=== What needs to be done ===
Reproduce all the lines exactly as they stand, apart from the pictures.
--- Begin Data to process ---
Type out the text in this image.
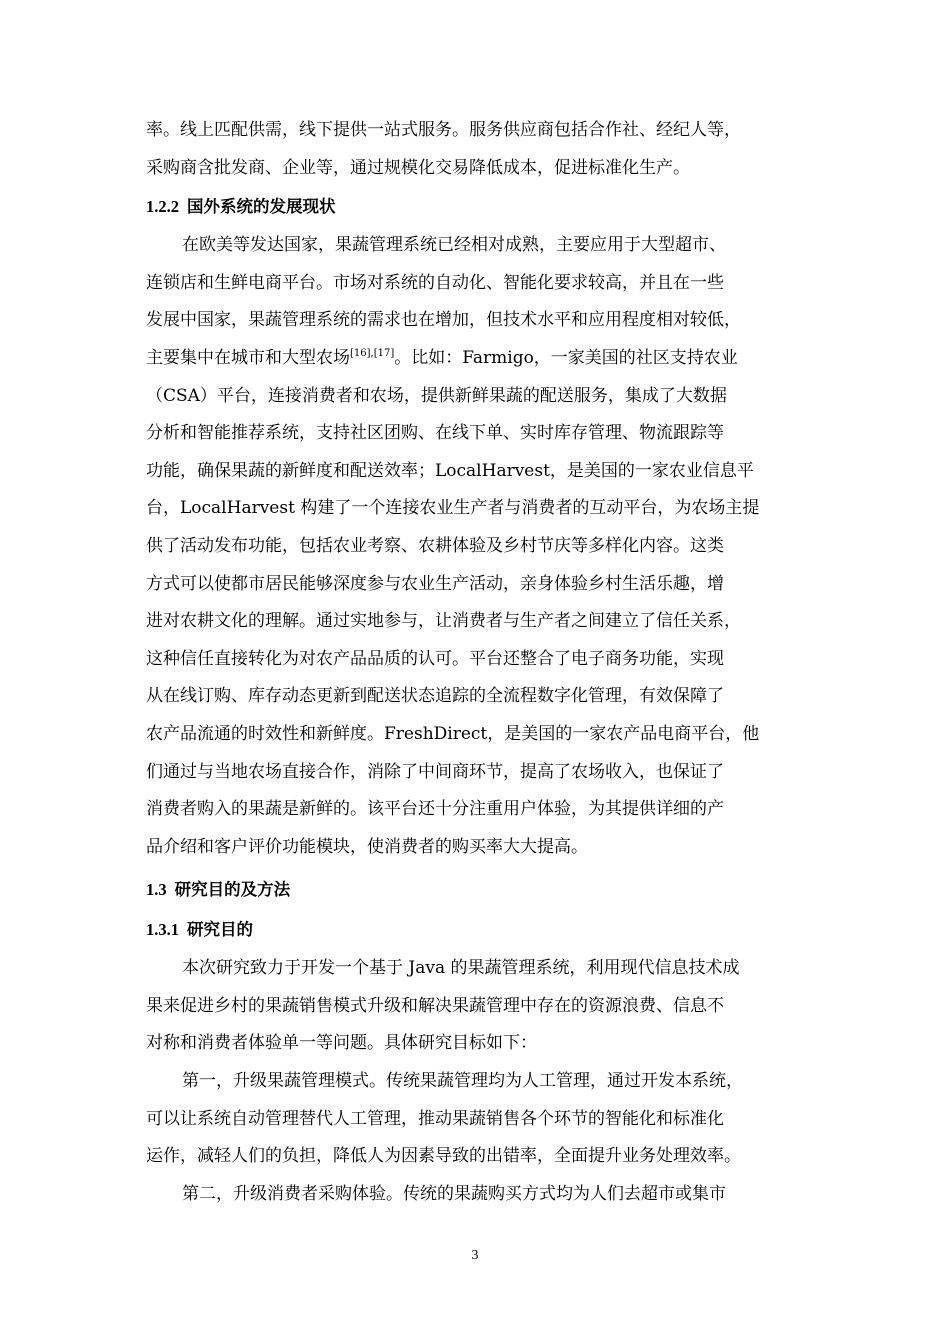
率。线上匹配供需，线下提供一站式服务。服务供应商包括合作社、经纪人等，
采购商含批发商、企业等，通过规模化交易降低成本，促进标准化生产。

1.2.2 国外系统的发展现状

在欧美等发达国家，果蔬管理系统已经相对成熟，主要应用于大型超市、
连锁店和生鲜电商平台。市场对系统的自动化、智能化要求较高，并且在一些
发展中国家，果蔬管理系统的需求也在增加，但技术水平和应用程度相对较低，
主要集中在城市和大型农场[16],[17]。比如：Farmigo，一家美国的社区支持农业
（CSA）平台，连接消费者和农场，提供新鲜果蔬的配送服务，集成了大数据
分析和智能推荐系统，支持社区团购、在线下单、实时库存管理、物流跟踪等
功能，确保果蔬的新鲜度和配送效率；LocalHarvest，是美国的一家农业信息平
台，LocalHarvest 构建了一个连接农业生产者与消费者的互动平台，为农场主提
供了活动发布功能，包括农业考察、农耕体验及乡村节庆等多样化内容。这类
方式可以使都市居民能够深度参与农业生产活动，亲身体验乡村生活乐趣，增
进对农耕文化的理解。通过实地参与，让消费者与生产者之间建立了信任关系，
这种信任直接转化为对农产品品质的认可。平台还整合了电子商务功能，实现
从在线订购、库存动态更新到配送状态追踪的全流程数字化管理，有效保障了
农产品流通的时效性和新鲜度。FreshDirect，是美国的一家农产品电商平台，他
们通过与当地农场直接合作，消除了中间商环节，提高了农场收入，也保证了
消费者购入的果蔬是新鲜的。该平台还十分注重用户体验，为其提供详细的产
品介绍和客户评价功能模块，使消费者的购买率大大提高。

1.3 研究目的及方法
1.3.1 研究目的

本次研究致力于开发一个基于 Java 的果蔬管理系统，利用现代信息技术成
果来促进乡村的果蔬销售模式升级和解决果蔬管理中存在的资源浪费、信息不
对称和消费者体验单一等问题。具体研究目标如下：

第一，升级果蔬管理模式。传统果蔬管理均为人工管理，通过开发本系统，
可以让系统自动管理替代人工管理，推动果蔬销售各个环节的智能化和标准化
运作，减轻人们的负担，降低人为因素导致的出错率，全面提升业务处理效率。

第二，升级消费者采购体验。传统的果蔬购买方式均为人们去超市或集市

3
--- End Data to process ---
=== Output of the task ===
Type out the text in this image.
率。线上匹配供需，线下提供一站式服务。服务供应商包括合作社、经纪人等，
采购商含批发商、企业等，通过规模化交易降低成本，促进标准化生产。

1.2.2 国外系统的发展现状

在欧美等发达国家，果蔬管理系统已经相对成熟，主要应用于大型超市、
连锁店和生鲜电商平台。市场对系统的自动化、智能化要求较高，并且在一些
发展中国家，果蔬管理系统的需求也在增加，但技术水平和应用程度相对较低，
主要集中在城市和大型农场[16],[17]。比如：Farmigo，一家美国的社区支持农业
（CSA）平台，连接消费者和农场，提供新鲜果蔬的配送服务，集成了大数据
分析和智能推荐系统，支持社区团购、在线下单、实时库存管理、物流跟踪等
功能，确保果蔬的新鲜度和配送效率；LocalHarvest，是美国的一家农业信息平
台，LocalHarvest 构建了一个连接农业生产者与消费者的互动平台，为农场主提
供了活动发布功能，包括农业考察、农耕体验及乡村节庆等多样化内容。这类
方式可以使都市居民能够深度参与农业生产活动，亲身体验乡村生活乐趣，增
进对农耕文化的理解。通过实地参与，让消费者与生产者之间建立了信任关系，
这种信任直接转化为对农产品品质的认可。平台还整合了电子商务功能，实现
从在线订购、库存动态更新到配送状态追踪的全流程数字化管理，有效保障了
农产品流通的时效性和新鲜度。FreshDirect，是美国的一家农产品电商平台，他
们通过与当地农场直接合作，消除了中间商环节，提高了农场收入，也保证了
消费者购入的果蔬是新鲜的。该平台还十分注重用户体验，为其提供详细的产
品介绍和客户评价功能模块，使消费者的购买率大大提高。

1.3 研究目的及方法
1.3.1 研究目的

本次研究致力于开发一个基于 Java 的果蔬管理系统，利用现代信息技术成
果来促进乡村的果蔬销售模式升级和解决果蔬管理中存在的资源浪费、信息不
对称和消费者体验单一等问题。具体研究目标如下：

第一，升级果蔬管理模式。传统果蔬管理均为人工管理，通过开发本系统，
可以让系统自动管理替代人工管理，推动果蔬销售各个环节的智能化和标准化
运作，减轻人们的负担，降低人为因素导致的出错率，全面提升业务处理效率。

第二，升级消费者采购体验。传统的果蔬购买方式均为人们去超市或集市

3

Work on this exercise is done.